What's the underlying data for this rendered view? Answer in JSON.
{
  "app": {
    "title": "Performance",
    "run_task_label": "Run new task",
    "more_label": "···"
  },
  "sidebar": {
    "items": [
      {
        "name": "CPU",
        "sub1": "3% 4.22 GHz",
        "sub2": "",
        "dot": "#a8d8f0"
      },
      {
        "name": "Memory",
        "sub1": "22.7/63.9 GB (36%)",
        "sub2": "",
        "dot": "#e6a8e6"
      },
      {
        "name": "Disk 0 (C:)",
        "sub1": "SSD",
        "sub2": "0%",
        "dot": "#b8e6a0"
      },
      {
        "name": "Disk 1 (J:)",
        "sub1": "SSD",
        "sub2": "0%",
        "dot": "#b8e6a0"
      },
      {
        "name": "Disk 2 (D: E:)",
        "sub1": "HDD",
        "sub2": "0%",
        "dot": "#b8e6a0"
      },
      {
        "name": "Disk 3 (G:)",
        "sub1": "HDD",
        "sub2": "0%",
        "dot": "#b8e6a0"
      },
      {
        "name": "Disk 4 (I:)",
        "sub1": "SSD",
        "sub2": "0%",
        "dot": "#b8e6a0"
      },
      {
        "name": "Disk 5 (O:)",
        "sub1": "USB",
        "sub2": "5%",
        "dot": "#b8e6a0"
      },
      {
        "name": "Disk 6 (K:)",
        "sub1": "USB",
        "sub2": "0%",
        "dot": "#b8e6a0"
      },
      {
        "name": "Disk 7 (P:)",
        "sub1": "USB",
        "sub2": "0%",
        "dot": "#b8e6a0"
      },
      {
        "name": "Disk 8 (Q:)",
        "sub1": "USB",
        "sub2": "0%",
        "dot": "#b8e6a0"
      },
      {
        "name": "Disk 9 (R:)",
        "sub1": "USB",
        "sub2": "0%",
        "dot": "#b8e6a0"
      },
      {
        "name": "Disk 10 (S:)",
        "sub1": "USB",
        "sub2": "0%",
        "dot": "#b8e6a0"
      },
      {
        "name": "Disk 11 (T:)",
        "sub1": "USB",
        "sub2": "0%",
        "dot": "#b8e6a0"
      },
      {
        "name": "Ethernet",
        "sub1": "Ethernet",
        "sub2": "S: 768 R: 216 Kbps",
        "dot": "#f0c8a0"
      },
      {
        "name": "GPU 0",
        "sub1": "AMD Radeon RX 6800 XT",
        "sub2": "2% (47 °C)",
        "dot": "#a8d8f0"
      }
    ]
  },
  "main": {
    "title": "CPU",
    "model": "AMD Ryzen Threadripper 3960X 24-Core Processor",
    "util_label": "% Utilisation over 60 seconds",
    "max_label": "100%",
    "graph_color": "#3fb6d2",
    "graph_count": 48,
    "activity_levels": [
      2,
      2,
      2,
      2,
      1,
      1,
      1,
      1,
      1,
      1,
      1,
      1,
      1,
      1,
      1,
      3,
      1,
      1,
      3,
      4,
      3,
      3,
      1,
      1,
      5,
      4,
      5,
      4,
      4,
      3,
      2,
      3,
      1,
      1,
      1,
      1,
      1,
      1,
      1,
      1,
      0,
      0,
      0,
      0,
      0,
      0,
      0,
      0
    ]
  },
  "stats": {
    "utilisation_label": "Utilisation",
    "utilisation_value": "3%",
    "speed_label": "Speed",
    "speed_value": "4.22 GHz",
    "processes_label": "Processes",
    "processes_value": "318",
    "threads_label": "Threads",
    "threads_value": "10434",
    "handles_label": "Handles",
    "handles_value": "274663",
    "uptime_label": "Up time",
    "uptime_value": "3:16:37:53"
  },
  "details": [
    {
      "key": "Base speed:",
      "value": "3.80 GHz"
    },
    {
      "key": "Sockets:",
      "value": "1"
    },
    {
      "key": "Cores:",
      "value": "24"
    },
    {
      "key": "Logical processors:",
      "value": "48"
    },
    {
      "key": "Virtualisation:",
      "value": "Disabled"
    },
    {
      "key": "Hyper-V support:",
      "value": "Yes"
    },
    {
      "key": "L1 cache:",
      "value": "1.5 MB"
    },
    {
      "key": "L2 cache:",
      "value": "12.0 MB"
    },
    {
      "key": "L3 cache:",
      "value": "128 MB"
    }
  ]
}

**What to do**
Filter the entries down to the lines containing "Disk". Copy each of those lines.

**Solution below**
        "name": "Disk 0 (C:)",
        "name": "Disk 1 (J:)",
        "name": "Disk 2 (D: E:)",
        "name": "Disk 3 (G:)",
        "name": "Disk 4 (I:)",
        "name": "Disk 5 (O:)",
        "name": "Disk 6 (K:)",
        "name": "Disk 7 (P:)",
        "name": "Disk 8 (Q:)",
        "name": "Disk 9 (R:)",
        "name": "Disk 10 (S:)",
        "name": "Disk 11 (T:)",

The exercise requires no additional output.